- [STATED PROBLEM]: List each line holding the string "JSON".

********

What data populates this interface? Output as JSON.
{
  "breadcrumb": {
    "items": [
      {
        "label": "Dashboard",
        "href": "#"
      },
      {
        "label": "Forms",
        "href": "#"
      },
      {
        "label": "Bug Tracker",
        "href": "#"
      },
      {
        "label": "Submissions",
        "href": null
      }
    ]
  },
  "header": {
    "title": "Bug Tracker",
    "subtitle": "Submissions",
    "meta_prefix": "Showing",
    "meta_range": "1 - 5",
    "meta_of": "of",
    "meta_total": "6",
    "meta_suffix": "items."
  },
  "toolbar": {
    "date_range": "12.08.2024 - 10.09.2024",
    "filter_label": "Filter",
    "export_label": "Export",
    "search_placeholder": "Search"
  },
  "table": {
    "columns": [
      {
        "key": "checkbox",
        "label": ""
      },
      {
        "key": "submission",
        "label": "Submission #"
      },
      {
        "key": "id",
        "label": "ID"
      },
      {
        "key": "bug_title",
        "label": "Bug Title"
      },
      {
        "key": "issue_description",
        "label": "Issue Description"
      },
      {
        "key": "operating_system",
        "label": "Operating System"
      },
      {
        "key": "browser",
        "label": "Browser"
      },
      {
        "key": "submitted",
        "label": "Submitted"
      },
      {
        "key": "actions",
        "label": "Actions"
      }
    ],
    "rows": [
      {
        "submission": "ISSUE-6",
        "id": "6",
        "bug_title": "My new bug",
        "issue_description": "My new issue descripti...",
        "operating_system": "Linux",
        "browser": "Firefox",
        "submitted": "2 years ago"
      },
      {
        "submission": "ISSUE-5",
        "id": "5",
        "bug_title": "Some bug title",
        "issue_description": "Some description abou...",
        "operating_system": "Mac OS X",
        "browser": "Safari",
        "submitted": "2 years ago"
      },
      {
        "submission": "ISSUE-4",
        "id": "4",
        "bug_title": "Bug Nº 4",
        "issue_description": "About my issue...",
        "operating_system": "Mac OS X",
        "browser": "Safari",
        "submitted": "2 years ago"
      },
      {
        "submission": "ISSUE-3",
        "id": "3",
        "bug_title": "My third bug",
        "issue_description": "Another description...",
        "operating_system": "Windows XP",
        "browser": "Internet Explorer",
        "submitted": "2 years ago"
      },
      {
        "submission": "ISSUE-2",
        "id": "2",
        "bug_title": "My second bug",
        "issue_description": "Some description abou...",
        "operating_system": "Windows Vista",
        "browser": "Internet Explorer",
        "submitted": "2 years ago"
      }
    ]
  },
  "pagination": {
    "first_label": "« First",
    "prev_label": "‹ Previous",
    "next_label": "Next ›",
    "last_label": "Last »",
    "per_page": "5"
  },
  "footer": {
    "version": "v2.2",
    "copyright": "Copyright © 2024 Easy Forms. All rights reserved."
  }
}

********

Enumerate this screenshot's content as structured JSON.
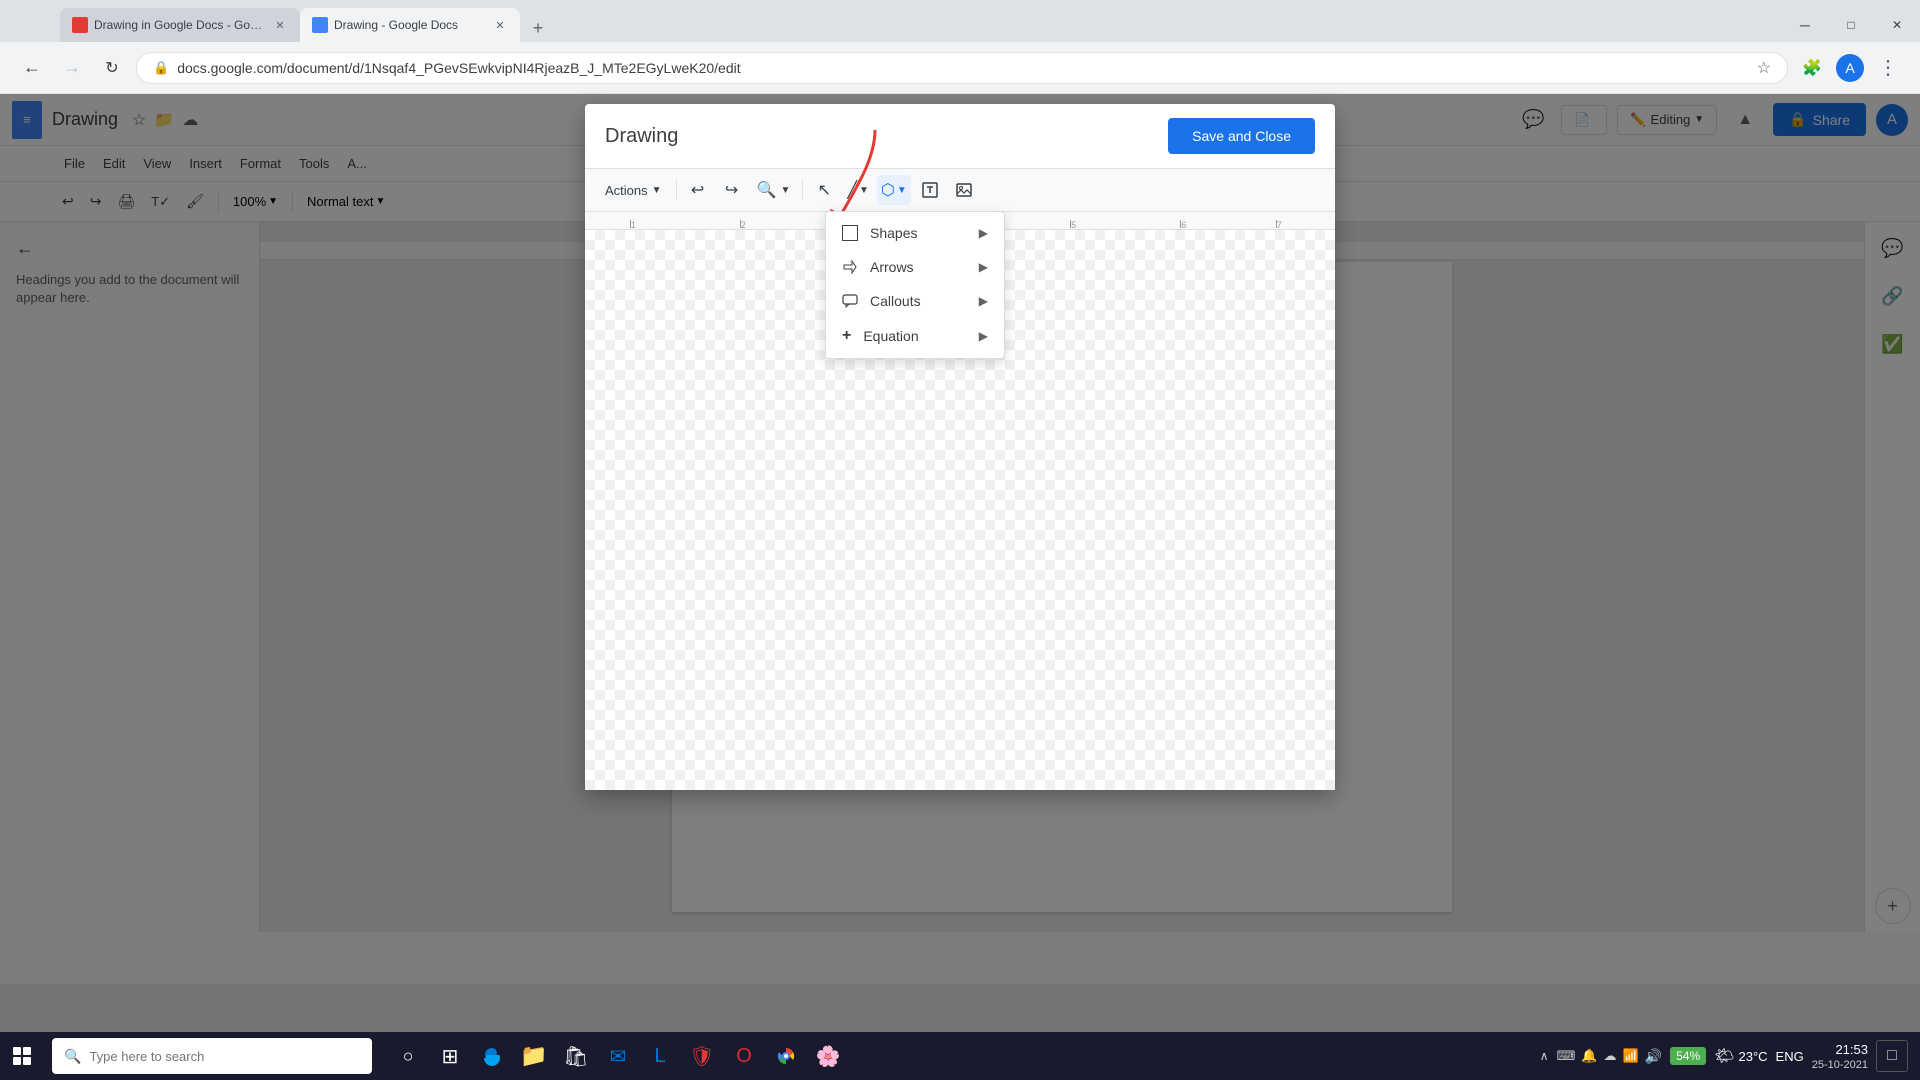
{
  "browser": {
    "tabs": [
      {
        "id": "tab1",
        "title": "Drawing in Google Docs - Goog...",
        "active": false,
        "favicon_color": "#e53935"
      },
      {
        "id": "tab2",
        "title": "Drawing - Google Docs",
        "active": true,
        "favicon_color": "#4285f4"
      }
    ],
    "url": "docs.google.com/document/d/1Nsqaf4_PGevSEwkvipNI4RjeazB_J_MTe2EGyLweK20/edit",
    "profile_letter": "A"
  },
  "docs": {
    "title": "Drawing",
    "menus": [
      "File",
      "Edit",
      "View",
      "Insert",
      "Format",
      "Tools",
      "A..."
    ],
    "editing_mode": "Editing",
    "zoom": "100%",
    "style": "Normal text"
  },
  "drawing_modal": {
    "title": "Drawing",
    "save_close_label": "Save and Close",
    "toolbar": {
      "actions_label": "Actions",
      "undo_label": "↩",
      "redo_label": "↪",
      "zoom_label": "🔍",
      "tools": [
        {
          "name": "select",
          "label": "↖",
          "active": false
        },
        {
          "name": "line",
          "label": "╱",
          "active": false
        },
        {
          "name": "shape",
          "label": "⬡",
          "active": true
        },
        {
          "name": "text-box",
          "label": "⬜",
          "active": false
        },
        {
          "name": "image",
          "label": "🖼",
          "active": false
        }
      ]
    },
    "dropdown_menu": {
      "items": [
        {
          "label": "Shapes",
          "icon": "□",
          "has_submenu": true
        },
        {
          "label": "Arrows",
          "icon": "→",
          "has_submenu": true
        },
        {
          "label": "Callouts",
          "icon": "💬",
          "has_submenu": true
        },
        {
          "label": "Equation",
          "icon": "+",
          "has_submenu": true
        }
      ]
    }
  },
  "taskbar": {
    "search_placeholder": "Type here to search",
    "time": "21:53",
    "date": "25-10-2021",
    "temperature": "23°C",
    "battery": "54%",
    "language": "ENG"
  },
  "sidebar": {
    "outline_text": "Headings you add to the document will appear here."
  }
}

********

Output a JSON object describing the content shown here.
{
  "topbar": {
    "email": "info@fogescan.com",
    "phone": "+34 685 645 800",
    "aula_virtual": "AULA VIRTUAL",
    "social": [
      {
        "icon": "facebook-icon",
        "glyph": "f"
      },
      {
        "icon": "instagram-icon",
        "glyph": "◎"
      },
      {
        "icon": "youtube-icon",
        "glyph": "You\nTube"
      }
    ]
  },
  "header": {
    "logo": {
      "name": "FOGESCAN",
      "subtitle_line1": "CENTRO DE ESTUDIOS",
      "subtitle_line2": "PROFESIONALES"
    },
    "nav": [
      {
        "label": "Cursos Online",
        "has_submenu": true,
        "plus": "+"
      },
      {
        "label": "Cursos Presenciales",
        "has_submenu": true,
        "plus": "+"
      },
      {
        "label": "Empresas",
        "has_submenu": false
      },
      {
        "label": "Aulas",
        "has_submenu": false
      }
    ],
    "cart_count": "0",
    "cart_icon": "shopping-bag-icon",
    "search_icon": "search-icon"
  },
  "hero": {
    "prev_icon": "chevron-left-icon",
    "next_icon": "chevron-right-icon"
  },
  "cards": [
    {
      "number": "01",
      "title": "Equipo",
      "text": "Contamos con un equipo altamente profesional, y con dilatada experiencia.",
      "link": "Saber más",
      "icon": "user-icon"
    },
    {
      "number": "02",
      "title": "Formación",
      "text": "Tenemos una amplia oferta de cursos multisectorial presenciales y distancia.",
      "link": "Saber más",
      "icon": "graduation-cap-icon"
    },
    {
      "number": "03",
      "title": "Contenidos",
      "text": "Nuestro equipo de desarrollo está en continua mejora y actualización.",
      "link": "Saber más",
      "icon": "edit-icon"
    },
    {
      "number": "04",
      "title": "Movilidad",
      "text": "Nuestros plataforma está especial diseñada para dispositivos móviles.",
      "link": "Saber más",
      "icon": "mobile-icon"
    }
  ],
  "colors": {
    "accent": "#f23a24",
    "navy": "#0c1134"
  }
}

********

- [EXERCISE RESPONSE]:
What data populates this interface? Output as JSON.
Enumerate this screenshot's content as structured JSON.
Output a JSON object describing the content shown here.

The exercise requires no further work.